Look through the records below and collect all lines that hold the string "воспитательном".
★ ★ ★ ★ ★
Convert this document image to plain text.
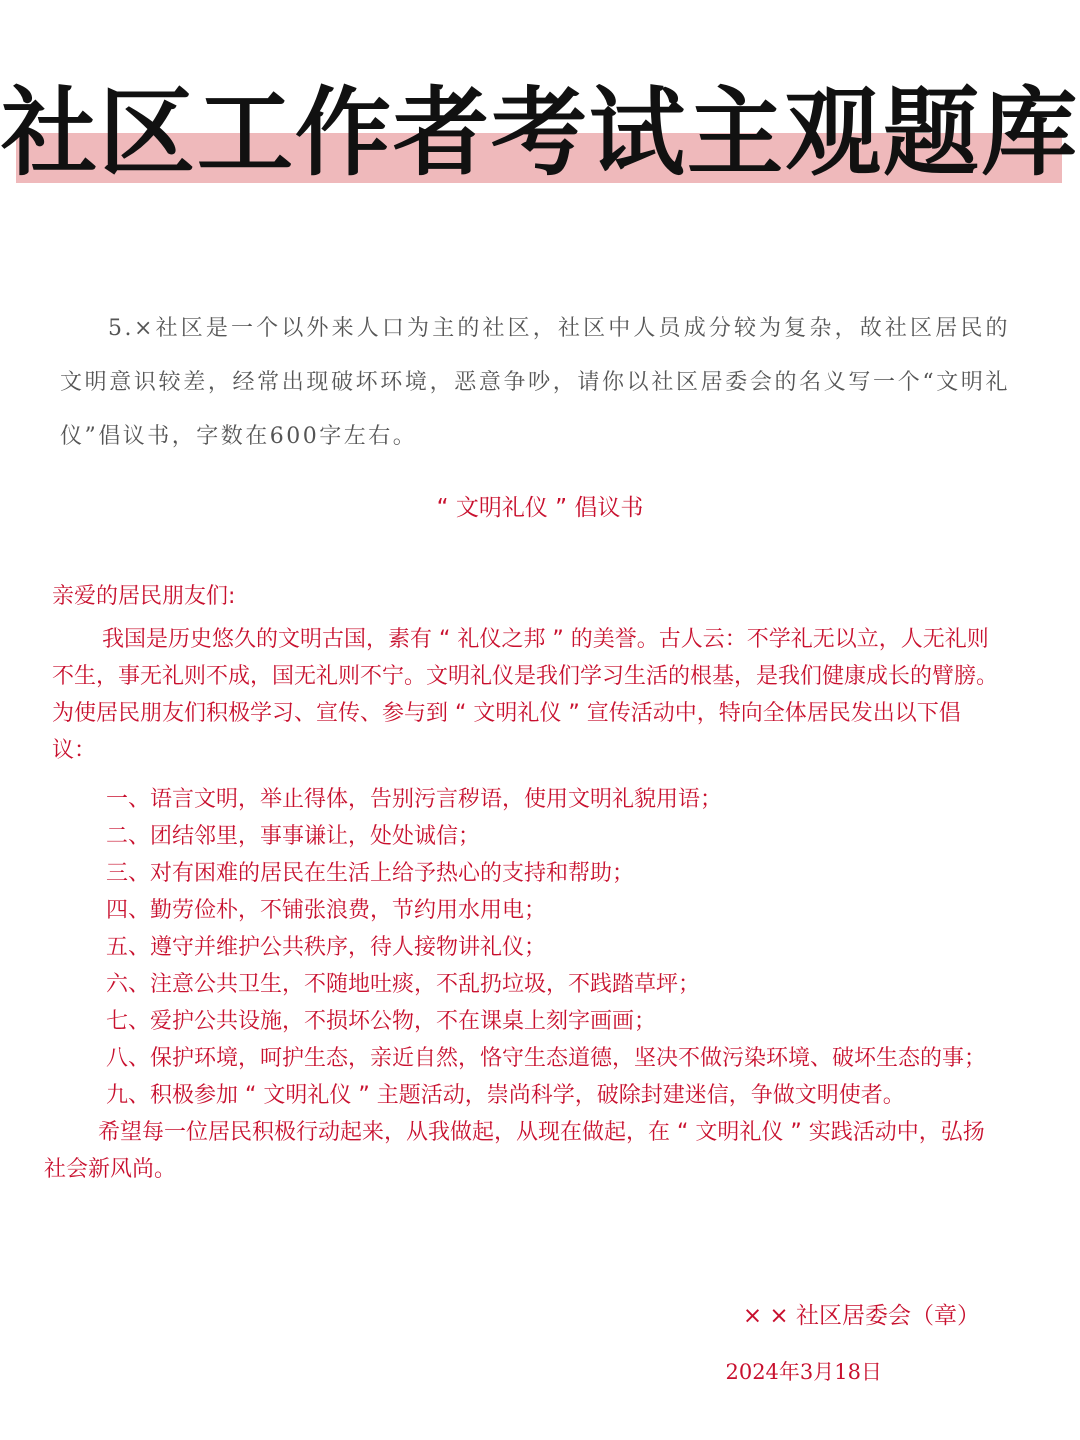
社区工作者考试主观题库

5.×社区是一个以外来人口为主的社区，社区中人员成分较为复杂，故社区居民的文明意识较差，经常出现破坏环境，恶意争吵，请你以社区居委会的名义写一个“文明礼仪”倡议书，字数在600字左右。

“ 文明礼仪 ” 倡议书

亲爱的居民朋友们:

我国是历史悠久的文明古国，素有 “ 礼仪之邦 ” 的美誉。古人云：不学礼无以立，人无礼则不生，事无礼则不成，国无礼则不宁。文明礼仪是我们学习生活的根基，是我们健康成长的臂膀。为使居民朋友们积极学习、宣传、参与到 “ 文明礼仪 ” 宣传活动中，特向全体居民发出以下倡议：

一、语言文明，举止得体，告别污言秽语，使用文明礼貌用语；

二、团结邻里，事事谦让，处处诚信；

三、对有困难的居民在生活上给予热心的支持和帮助；

四、勤劳俭朴，不铺张浪费，节约用水用电；

五、遵守并维护公共秩序，待人接物讲礼仪；

六、注意公共卫生，不随地吐痰，不乱扔垃圾，不践踏草坪；

七、爱护公共设施，不损坏公物，不在课桌上刻字画画；

八、保护环境，呵护生态，亲近自然，恪守生态道德，坚决不做污染环境、破坏生态的事；

九、积极参加 “ 文明礼仪 ” 主题活动，崇尚科学，破除封建迷信，争做文明使者。

希望每一位居民积极行动起来，从我做起，从现在做起，在 “ 文明礼仪 ” 实践活动中，弘扬社会新风尚。

× × 社区居委会（章）
2024年3月18日
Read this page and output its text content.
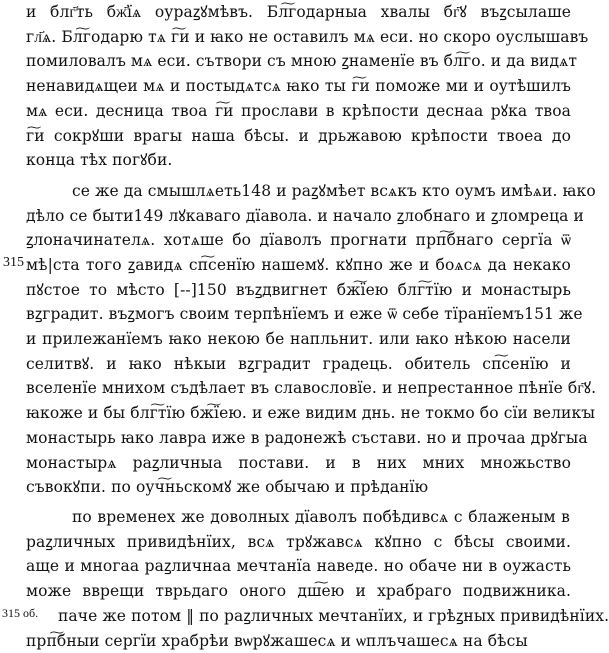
и блг҃ть бж҃їѧ оураꙁꙋмѣвъ. Бл͠годарныа хвалы бг҃ꙋ въꙁсылаше
гл҃ѧ. Бл͠годарю тѧ г͠и и ꙗко не оставилъ мѧ еси. но скоро оуслышавъ
помиловалъ мѧ еси. сътвори съ мною ꙁнаменїе въ бл͠го. и да видѧт
ненавидѧщеи мѧ и постыдѧтсѧ ꙗко ты г͠и поможе ми и оутѣшилъ
мѧ еси. десница твоа г͠и прослави в крѣпости деснаа рꙋка твоа
г͠и сокрꙋши врагы наша бѣсы. и дрьжавою крѣпости твоеа до
конца тѣх погꙋби.
се же да смышлѧеть148 и раꙁꙋмѣет всѧкъ кто оумъ имѣѧи. ꙗко
дѣло се быти149 лꙋкаваго дїавола. и начало ꙁлобнаго и ꙁломреца и
ꙁлоначинателѧ. хотѧше бо дїаволъ прогнати прп͠бнаго сергїа ѿ
мѣ|ста того ꙁавидѧ сп͠сенїю нашемꙋ. кꙋпно же и боѧсѧ да некако
пꙋстое то мѣсто [--]150 въꙁдвигнет бж͠їею блг͠тїю и монастырь
вꙁградит. въꙁмогъ своим терпѣнїемъ и еже ѿ себе тїранїемъ151 же
и прилежанїемъ ꙗко некою бе напльнит. или ꙗко нѣкою насели
селитвꙋ. и ꙗко нѣкыи вꙁградит градець. обитель сп͠сенїю и
вселенїе мнихом съдѣлает въ славословїе. и непрестанное пѣнїе бг҃ꙋ.
ꙗкоже и бы блг͠тїю бж͠їею. и еже видим днь. не токмо бо сїи великꙑ
монастырь ꙗко лавра иже в радонежѣ състави. но и прочаа дрꙋгыа
монастырѧ раꙁличныа постави. и в них мних множьство
съвокꙋпи. по оуч͠ньскомꙋ же обычаю и прѣданїю
по временех же доволных дїаволъ побѣдивсѧ с блаженым в
раꙁличных привидѣнїих, всѧ трꙋжавсѧ кꙋпно с бѣсы своими.
аще и многаа раꙁличнаа мечтанїа наведе. но обаче ни в оужасть
може вврещи тврьдаго оного дш͠ею и храбраго подвижника.
паче же потом ‖ по раꙁличных мечтанїих, и грѣꙁных привидѣнїих.
прп͠бныи сергїи храбрѣи вѡрꙋжашесѧ и ѡплъчашесѧ на бѣсы
315
315 об.
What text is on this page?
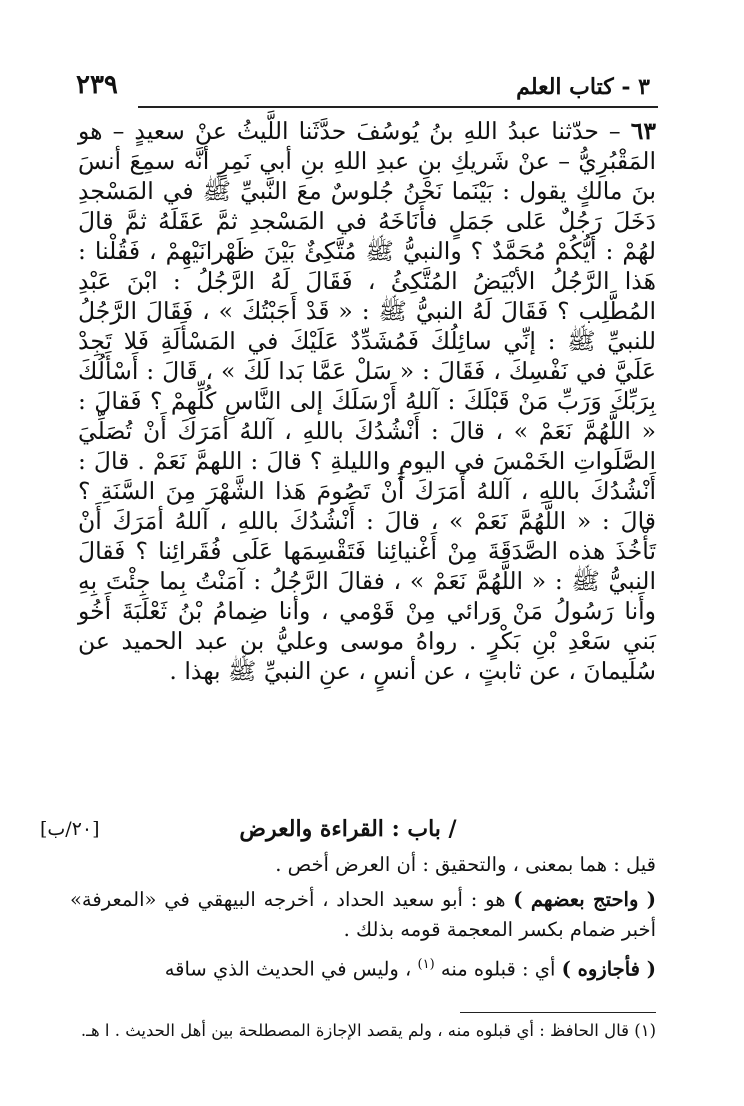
٣ - كتاب العلم
٢٣٩
٦٣ – حدّثنا عبدُ اللهِ بنُ يُوسُفَ حدَّثَنا اللَّيثُ عنْ سعيدٍ – هو المَقْبُرِيُّ – عنْ شَريكِ بنِ عبدِ اللهِ بنِ أبي نَمِرٍ أنَّه سمِعَ أنسَ بنَ مالكٍ يقول : بَيْنَما نَحْنُ جُلوسٌ معَ النَّبيِّ ﷺ في المَسْجدِ دَخَلَ رَجُلٌ عَلى جَمَلٍ فأَنَاخَهُ في المَسْجدِ ثمَّ عَقَلَهُ ثمَّ قالَ لهُمْ : أيُّكُمْ مُحَمَّدٌ ؟ والنبيُّ ﷺ مُتَّكِئٌ بَيْنَ ظَهْرانَيْهِمْ ، فَقُلْنا : هَذا الرَّجُلُ الأبْيَضُ المُتَّكِئُ ، فَقَالَ لَهُ الرَّجُلُ : ابْنَ عَبْدِ المُطَّلِب ؟ فَقَالَ لَهُ النبيُّ ﷺ : « قَدْ أَجَبْتُكَ » ، فَقَالَ الرَّجُلُ للنبيِّ ﷺ : إنِّي سائِلُكَ فَمُشَدِّدٌ عَلَيْكَ في المَسْأَلَةِ فَلا تَجِدْ عَلَيَّ في نَفْسِكَ ، فَقَالَ : « سَلْ عَمَّا بَدا لَكَ » ، قَالَ : أَسْأَلُكَ بِرَبِّكَ وَرَبِّ مَنْ قَبْلَكَ : آللهُ أَرْسَلَكَ إلى النَّاسِ كُلِّهِمْ ؟ فَقالَ : « اللَّهُمَّ نَعَمْ » ، قالَ : أَنْشُدُكَ باللهِ ، آللهُ أمَرَكَ أَنْ تُصَلِّيَ الصَّلَواتِ الخَمْسَ في اليومِ والليلةِ ؟ قالَ : اللهمَّ نَعَمْ . قالَ : أَنْشُدُكَ باللهِ ، آللهُ أَمَرَكَ أَنْ تَصُومَ هَذا الشَّهْرَ مِنَ السَّنَةِ ؟ قالَ : « اللَّهُمَّ نَعَمْ » ، قالَ : أَنْشُدُكَ باللهِ ، آللهُ أمَرَكَ أَنْ تَأْخُذَ هذه الصَّدَقَةَ مِنْ أَغْنيائِنا فَتَقْسِمَها عَلَى فُقَرائِنا ؟ فَقالَ النبيُّ ﷺ : « اللَّهُمَّ نَعَمْ » ، فقالَ الرَّجُلُ : آمَنْتُ بِما جِئْتَ بِهِ وأَنا رَسُولُ مَنْ وَرائي مِنْ قَوْمي ، وأنا ضِمامُ بْنُ ثَعْلَبَةَ أَخُو بَني سَعْدِ بْنِ بَكْرٍ . رواهُ موسى وعليُّ بن عبد الحميد عن سُلَيمانَ ، عن ثابتٍ ، عن أنسٍ ، عنِ النبيِّ ﷺ بهذا .
/ باب : القراءة والعرض
[٢٠/ب]

قيل : هما بمعنى ، والتحقيق : أن العرض أخص .

( واحتج بعضهم ) هو : أبو سعيد الحداد ، أخرجه البيهقي في «المعرفة» أخبر ضمام بكسر المعجمة قومه بذلك .

( فأجازوه ) أي : قبلوه منه $^{(١)}$ ، وليس في الحديث الذي ساقه

(١) قال الحافظ : أي قبلوه منه ، ولم يقصد الإجازة المصطلحة بين أهل الحديث . ا هـ.
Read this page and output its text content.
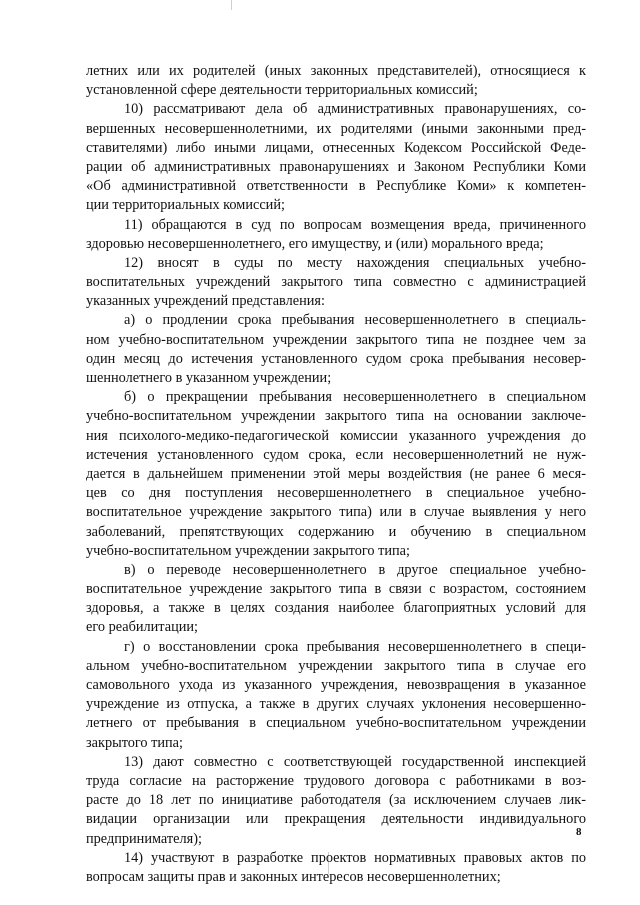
летних или их родителей (иных законных представителей), относящиеся к
установленной сфере деятельности территориальных комиссий;
10) рассматривают дела об административных правонарушениях, со-
вершенных несовершеннолетними, их родителями (иными законными пред-
ставителями) либо иными лицами, отнесенных Кодексом Российской Феде-
рации об административных правонарушениях и Законом Республики Коми
«Об административной ответственности в Республике Коми» к компетен-
ции территориальных комиссий;
11) обращаются в суд по вопросам возмещения вреда, причиненного
здоровью несовершеннолетнего, его имуществу, и (или) морального вреда;
12) вносят в суды по месту нахождения специальных учебно-
воспитательных учреждений закрытого типа совместно с администрацией
указанных учреждений представления:
а) о продлении срока пребывания несовершеннолетнего в специаль-
ном учебно-воспитательном учреждении закрытого типа не позднее чем за
один месяц до истечения установленного судом срока пребывания несовер-
шеннолетнего в указанном учреждении;
б) о прекращении пребывания несовершеннолетнего в специальном
учебно-воспитательном учреждении закрытого типа на основании заключе-
ния психолого-медико-педагогической комиссии указанного учреждения до
истечения установленного судом срока, если несовершеннолетний не нуж-
дается в дальнейшем применении этой меры воздействия (не ранее 6 меся-
цев со дня поступления несовершеннолетнего в специальное учебно-
воспитательное учреждение закрытого типа) или в случае выявления у него
заболеваний, препятствующих содержанию и обучению в специальном
учебно-воспитательном учреждении закрытого типа;
в) о переводе несовершеннолетнего в другое специальное учебно-
воспитательное учреждение закрытого типа в связи с возрастом, состоянием
здоровья, а также в целях создания наиболее благоприятных условий для
его реабилитации;
г) о восстановлении срока пребывания несовершеннолетнего в специ-
альном учебно-воспитательном учреждении закрытого типа в случае его
самовольного ухода из указанного учреждения, невозвращения в указанное
учреждение из отпуска, а также в других случаях уклонения несовершенно-
летнего от пребывания в специальном учебно-воспитательном учреждении
закрытого типа;
13) дают совместно с соответствующей государственной инспекцией
труда согласие на расторжение трудового договора с работниками в воз-
расте до 18 лет по инициативе работодателя (за исключением случаев лик-
видации организации или прекращения деятельности индивидуального
предпринимателя);
14) участвуют в разработке проектов нормативных правовых актов по
вопросам защиты прав и законных интересов несовершеннолетних;
8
★ ★ ★ ★ ★
• Solution to this problem
ном учебно-воспитательном учреждении закрытого типа не позднее чем за
учебно-воспитательном учреждении закрытого типа на основании заключе-
учебно-воспитательном учреждении закрытого типа;
альном учебно-воспитательном учреждении закрытого типа в случае его
летнего от пребывания в специальном учебно-воспитательном учреждении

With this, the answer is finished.